* begin *

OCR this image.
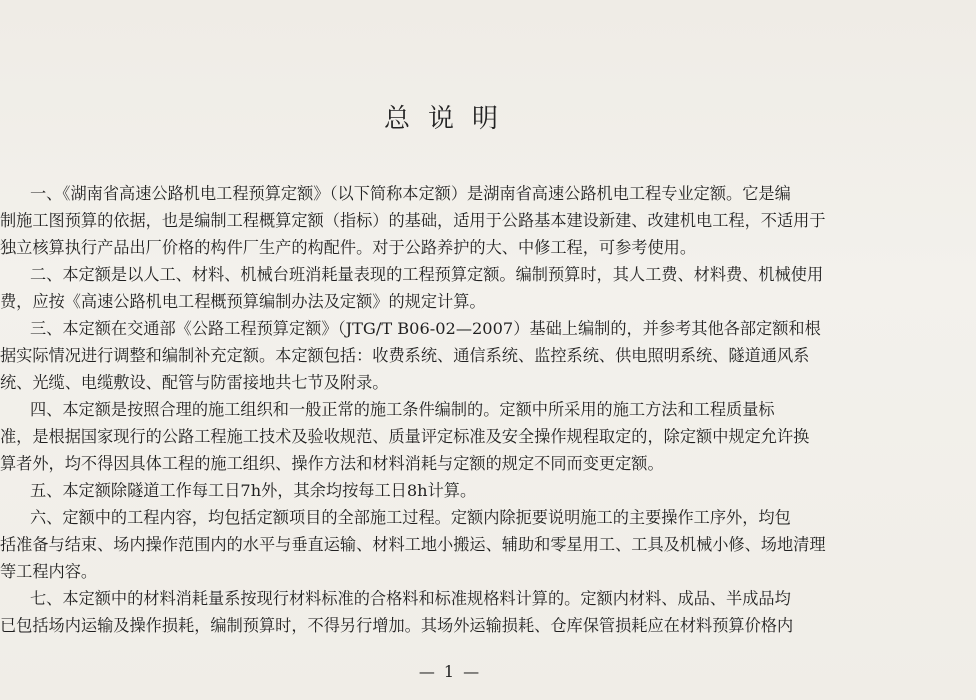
总说明
一、《湖南省高速公路机电工程预算定额》（以下简称本定额）是湖南省高速公路机电工程专业定额。它是编
制施工图预算的依据，也是编制工程概算定额（指标）的基础，适用于公路基本建设新建、改建机电工程，不适用于
独立核算执行产品出厂价格的构件厂生产的构配件。对于公路养护的大、中修工程，可参考使用。
二、本定额是以人工、材料、机械台班消耗量表现的工程预算定额。编制预算时，其人工费、材料费、机械使用
费，应按《高速公路机电工程概预算编制办法及定额》的规定计算。
三、本定额在交通部《公路工程预算定额》（JTG/T B06-02—2007）基础上编制的，并参考其他各部定额和根
据实际情况进行调整和编制补充定额。本定额包括：收费系统、通信系统、监控系统、供电照明系统、隧道通风系
统、光缆、电缆敷设、配管与防雷接地共七节及附录。
四、本定额是按照合理的施工组织和一般正常的施工条件编制的。定额中所采用的施工方法和工程质量标
准，是根据国家现行的公路工程施工技术及验收规范、质量评定标准及安全操作规程取定的，除定额中规定允许换
算者外，均不得因具体工程的施工组织、操作方法和材料消耗与定额的规定不同而变更定额。
五、本定额除隧道工作每工日7h外，其余均按每工日8h计算。
六、定额中的工程内容，均包括定额项目的全部施工过程。定额内除扼要说明施工的主要操作工序外，均包
括准备与结束、场内操作范围内的水平与垂直运输、材料工地小搬运、辅助和零星用工、工具及机械小修、场地清理
等工程内容。
七、本定额中的材料消耗量系按现行材料标准的合格料和标准规格料计算的。定额内材料、成品、半成品均
已包括场内运输及操作损耗，编制预算时，不得另行增加。其场外运输损耗、仓库保管损耗应在材料预算价格内
— 1 —
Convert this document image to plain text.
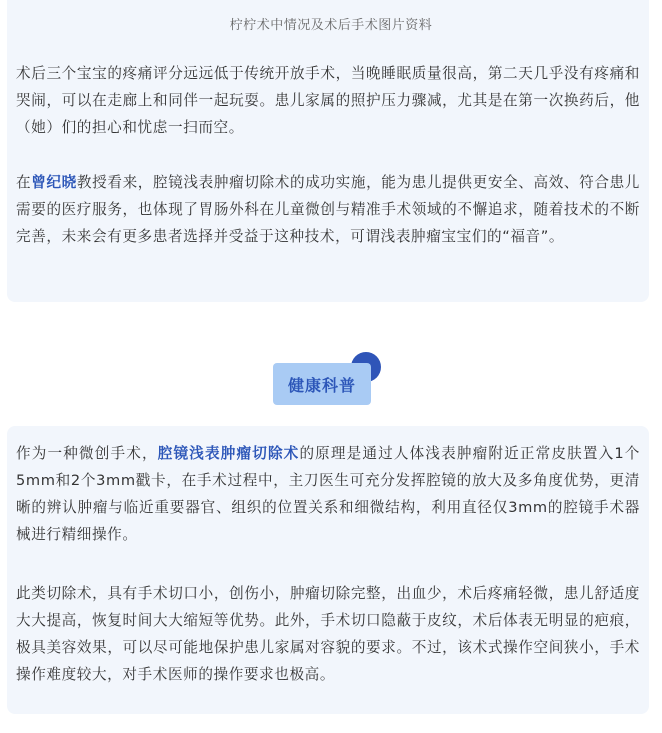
柠柠术中情况及术后手术图片资料

术后三个宝宝的疼痛评分远远低于传统开放手术，当晚睡眠质量很高，第二天几乎没有疼痛和哭闹，可以在走廊上和同伴一起玩耍。患儿家属的照护压力骤减，尤其是在第一次换药后，他（她）们的担心和忧虑一扫而空。

在曾纪晓教授看来，腔镜浅表肿瘤切除术的成功实施，能为患儿提供更安全、高效、符合患儿需要的医疗服务，也体现了胃肠外科在儿童微创与精准手术领域的不懈追求，随着技术的不断完善，未来会有更多患者选择并受益于这种技术，可谓浅表肿瘤宝宝们的“福音”。

健康科普

作为一种微创手术，腔镜浅表肿瘤切除术的原理是通过人体浅表肿瘤附近正常皮肤置入1个5mm和2个3mm戳卡，在手术过程中，主刀医生可充分发挥腔镜的放大及多角度优势，更清晰的辨认肿瘤与临近重要器官、组织的位置关系和细微结构，利用直径仅3mm的腔镜手术器械进行精细操作。

此类切除术，具有手术切口小，创伤小，肿瘤切除完整，出血少，术后疼痛轻微，患儿舒适度大大提高，恢复时间大大缩短等优势。此外，手术切口隐蔽于皮纹，术后体表无明显的疤痕，极具美容效果，可以尽可能地保护患儿家属对容貌的要求。不过，该术式操作空间狭小，手术操作难度较大，对手术医师的操作要求也极高。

* end *

◆ What the task asks ◆
Working from the material above, state how many lines contain "image"; give only the number.

◆ Reply ◆
2